Please rewrite the data from its first line down to and including the line that contains "review-card-jessica: Jessica ★★★★★", putting "review-body" in place of "review-text" and keeping everything else the same.
··········
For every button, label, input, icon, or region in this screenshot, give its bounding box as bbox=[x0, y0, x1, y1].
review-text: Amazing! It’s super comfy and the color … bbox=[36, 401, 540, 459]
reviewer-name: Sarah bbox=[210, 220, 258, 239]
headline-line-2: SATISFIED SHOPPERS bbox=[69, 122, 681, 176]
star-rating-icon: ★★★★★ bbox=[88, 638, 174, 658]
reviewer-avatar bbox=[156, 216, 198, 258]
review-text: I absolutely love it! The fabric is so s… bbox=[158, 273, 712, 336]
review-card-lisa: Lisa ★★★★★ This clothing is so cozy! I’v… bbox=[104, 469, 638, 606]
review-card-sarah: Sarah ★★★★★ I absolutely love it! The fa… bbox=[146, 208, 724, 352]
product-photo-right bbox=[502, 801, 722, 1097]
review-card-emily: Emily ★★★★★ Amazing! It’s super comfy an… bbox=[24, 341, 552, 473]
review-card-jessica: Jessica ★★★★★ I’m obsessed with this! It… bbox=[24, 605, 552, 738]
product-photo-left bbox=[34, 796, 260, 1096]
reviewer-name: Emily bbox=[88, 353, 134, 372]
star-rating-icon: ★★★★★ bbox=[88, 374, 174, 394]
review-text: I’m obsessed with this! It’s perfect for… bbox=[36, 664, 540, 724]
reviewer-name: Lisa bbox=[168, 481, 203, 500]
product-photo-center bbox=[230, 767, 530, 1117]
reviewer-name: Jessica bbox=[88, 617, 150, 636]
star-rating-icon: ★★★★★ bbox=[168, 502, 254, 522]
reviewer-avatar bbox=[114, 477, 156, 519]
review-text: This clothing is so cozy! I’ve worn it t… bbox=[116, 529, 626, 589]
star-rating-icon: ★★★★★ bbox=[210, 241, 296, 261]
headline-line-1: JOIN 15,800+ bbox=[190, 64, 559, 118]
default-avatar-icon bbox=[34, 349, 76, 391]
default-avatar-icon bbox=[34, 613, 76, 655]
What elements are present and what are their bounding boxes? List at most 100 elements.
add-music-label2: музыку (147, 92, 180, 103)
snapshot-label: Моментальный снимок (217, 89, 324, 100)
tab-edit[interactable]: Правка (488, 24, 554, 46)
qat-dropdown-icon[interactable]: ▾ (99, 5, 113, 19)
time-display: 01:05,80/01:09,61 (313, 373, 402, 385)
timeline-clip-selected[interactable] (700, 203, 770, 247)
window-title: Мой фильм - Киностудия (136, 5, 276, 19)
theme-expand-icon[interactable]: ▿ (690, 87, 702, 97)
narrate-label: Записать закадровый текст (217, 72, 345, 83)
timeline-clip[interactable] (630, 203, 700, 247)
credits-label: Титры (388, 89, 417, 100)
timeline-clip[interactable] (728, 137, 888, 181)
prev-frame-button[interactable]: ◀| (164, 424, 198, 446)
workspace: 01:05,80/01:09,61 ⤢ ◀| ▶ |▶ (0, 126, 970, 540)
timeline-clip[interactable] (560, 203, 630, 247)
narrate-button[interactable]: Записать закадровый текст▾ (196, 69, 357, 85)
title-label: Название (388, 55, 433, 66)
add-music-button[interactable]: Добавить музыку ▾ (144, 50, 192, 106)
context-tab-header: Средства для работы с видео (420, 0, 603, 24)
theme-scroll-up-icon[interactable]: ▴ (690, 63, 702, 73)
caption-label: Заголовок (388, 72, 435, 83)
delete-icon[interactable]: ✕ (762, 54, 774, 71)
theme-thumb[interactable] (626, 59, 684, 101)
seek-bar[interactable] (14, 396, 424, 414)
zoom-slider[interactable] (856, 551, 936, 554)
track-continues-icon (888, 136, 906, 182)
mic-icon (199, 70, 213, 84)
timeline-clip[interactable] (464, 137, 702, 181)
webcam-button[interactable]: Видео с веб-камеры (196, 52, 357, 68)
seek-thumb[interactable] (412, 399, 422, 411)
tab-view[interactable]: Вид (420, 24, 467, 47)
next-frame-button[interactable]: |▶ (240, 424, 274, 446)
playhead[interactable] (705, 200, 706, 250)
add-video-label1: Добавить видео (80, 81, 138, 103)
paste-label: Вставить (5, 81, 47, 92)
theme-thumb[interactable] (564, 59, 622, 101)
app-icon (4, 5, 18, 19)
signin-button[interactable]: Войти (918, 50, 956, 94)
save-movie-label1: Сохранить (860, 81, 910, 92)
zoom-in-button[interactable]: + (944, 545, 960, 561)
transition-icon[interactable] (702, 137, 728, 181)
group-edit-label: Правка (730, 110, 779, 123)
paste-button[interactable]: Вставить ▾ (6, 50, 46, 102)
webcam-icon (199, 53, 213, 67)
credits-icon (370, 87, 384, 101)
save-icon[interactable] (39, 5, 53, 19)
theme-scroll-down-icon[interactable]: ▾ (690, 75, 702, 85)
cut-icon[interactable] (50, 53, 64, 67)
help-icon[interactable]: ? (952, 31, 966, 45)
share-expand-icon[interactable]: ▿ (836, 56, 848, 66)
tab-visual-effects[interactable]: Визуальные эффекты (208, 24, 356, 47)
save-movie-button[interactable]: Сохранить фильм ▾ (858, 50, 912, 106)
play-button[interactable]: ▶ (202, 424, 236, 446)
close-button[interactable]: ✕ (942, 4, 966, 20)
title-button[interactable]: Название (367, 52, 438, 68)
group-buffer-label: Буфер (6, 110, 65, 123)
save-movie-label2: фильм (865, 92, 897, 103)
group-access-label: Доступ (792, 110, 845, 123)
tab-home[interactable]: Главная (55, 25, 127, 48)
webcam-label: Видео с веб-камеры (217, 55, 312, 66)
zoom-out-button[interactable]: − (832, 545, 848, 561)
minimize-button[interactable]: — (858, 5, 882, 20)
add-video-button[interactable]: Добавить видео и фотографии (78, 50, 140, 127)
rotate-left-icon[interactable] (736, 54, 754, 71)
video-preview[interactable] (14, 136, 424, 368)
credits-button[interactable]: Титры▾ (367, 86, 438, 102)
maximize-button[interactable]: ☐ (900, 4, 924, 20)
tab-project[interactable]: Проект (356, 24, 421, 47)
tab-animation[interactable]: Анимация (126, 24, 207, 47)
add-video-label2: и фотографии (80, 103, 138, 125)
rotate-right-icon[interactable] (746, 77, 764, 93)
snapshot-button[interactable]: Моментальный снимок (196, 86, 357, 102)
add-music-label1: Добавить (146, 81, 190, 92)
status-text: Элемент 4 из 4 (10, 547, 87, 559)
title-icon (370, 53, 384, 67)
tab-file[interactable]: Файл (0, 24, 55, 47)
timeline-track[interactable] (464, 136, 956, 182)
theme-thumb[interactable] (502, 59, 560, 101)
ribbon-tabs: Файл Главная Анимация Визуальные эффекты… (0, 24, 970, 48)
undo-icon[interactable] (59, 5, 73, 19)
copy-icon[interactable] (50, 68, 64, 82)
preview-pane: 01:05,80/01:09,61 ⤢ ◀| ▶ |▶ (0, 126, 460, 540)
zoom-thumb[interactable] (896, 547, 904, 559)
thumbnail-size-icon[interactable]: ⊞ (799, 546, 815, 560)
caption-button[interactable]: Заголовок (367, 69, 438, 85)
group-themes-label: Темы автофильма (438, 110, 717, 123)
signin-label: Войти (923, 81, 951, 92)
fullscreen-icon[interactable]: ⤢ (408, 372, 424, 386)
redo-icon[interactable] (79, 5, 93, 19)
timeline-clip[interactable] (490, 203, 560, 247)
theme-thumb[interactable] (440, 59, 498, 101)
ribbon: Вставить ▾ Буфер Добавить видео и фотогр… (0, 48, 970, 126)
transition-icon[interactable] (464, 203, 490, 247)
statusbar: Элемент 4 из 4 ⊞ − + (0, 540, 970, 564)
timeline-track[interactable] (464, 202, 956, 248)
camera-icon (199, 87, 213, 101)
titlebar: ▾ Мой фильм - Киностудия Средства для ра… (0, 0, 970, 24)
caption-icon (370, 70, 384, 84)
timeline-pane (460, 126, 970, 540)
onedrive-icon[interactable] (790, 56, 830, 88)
··········
FINAL RESULT>
For every button, label, input, icon, or region in this screenshot, give its bounding box as bbox=[x0, y0, x1, y1].
review-body: Amazing! It’s super comfy and the color … bbox=[36, 401, 540, 459]
reviewer-name: Sarah bbox=[210, 220, 258, 239]
headline-line-2: SATISFIED SHOPPERS bbox=[69, 122, 681, 176]
star-rating-icon: ★★★★★ bbox=[88, 638, 174, 658]
reviewer-avatar bbox=[156, 216, 198, 258]
review-body: I absolutely love it! The fabric is so s… bbox=[158, 273, 712, 336]
review-card-lisa: Lisa ★★★★★ This clothing is so cozy! I’v… bbox=[104, 469, 638, 606]
review-card-sarah: Sarah ★★★★★ I absolutely love it! The fa… bbox=[146, 208, 724, 352]
product-photo-right bbox=[502, 801, 722, 1097]
review-card-emily: Emily ★★★★★ Amazing! It’s super comfy an… bbox=[24, 341, 552, 473]
review-card-jessica: Jessica ★★★★★ I’m obsessed with this! It… bbox=[24, 605, 552, 738]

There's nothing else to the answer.